## [PROVIDED PASSAGE]
··········

[Haskell-cafe] Newbie: Applying Unknown Number Arguments to A Partial Function

Fri May 19 14:49:38 EDT 2006

Hello,

You can do it -- but it may not be very useful in its current
form. The primary problem is, "What is the type of 'f'?"

> applyArgument f [arg] = f arg  -- NOTE: I changed (arg) to [arg]
> applyArgument f (arg:args) = applyArgument (f arg) args

Looking at the second line, it seems that f is a function that takes a
value and returns a function that takes a value and returns a function
that takes a value, etc. Something like:

f :: a -> (a -> (a -> (a -> ...)))

This is called an 'infinite type' and is not allowed in haskell (or
ocaml by default) because it allows you to introduce type errors that
the compiler can not catch:

http://groups.google.com/group/comp.lang.functional/browse_thread/thread/3646ef7e64124301/2a3a33bfd23a7184

If you introduce a wrapper type, you can make the type checker happy:

newtype F a = F { unF :: a -> F a }

applyArgument :: F a -> [a] -> F a
applyArgument (F f) [arg] = f arg
applyArgument (F f) (arg:args) = applyArgument (f arg) args

Of course, your final result is still something of type 'F a' -- so it
is probably not very useful -- because all you can do is apply it more
more things of type a and get more things of type 'F a'.

One option would be to modify the function to return a result and a
continuation:

newtype F a = F { unF :: a -> (a, F a) }

applyArgument :: F a -> [a] -> a
applyArgument (F f) [arg] = fst (f arg)
applyArgument (F f) (arg:args) = applyArgument (snd (f arg)) args

Then you define a function like this (a simple sum function in this
case):

f :: (Num a) => a -> (a, F a)

··········

## [GIVEN ENTRIES]
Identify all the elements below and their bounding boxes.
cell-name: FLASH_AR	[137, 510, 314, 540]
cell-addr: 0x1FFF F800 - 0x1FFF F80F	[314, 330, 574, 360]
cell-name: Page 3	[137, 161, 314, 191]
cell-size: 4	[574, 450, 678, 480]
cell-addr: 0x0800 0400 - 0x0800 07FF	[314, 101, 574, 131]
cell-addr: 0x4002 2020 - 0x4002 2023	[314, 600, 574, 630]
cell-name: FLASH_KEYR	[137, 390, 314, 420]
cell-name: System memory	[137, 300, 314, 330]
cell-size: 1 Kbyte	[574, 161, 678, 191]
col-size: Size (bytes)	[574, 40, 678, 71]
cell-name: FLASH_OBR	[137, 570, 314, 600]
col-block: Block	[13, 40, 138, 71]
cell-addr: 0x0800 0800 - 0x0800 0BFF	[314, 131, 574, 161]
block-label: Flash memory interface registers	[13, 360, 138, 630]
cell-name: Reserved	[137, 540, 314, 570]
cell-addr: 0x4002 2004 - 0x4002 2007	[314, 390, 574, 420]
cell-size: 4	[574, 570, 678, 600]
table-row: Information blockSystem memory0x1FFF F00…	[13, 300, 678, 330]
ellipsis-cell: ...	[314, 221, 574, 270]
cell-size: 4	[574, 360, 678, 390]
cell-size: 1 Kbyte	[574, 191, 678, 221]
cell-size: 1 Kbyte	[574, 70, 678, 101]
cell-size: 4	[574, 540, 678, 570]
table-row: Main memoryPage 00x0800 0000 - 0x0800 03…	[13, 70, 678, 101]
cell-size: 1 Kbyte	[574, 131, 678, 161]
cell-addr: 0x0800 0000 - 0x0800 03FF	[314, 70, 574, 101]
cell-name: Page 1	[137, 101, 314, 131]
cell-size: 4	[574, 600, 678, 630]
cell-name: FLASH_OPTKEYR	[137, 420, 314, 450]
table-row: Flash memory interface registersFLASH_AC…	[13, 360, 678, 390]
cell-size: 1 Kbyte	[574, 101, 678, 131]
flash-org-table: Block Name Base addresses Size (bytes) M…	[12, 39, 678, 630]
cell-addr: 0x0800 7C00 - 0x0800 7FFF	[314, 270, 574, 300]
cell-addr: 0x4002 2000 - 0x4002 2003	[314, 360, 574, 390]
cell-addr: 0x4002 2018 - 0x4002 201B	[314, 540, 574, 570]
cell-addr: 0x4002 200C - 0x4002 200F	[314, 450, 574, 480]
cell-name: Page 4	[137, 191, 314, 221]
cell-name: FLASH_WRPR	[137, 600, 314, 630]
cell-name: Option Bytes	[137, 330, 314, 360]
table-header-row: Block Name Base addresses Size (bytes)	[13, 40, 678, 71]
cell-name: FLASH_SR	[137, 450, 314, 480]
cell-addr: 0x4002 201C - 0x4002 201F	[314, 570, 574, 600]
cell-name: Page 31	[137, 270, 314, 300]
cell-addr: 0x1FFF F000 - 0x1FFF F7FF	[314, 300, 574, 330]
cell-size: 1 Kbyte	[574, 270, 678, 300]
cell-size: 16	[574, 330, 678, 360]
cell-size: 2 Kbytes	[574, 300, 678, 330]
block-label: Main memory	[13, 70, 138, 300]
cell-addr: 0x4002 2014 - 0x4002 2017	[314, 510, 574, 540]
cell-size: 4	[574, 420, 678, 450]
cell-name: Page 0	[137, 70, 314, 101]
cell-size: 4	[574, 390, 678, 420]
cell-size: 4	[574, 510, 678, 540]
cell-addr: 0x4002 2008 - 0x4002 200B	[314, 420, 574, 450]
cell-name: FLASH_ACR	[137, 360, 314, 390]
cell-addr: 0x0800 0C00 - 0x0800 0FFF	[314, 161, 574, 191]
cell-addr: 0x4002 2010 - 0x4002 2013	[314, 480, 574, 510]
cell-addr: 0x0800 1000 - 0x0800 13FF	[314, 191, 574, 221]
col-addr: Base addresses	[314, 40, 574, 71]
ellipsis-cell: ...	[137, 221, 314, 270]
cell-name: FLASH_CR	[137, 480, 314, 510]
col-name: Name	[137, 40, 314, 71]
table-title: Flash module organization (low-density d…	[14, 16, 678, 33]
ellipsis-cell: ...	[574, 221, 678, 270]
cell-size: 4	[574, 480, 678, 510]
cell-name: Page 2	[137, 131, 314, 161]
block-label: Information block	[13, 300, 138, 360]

··········

Answer these about the Haskell-cafe post:
1. What does the post call a type like f :: a -> (a -> (a -> (a -> ...)))?
2. Besides Haskell, which language does the post say disallows that type by default?
3. What kind of function does the post define at the end as its example?

## [TASK RESULT]
1. An 'infinite type'.
2. OCaml.
3. A simple sum function.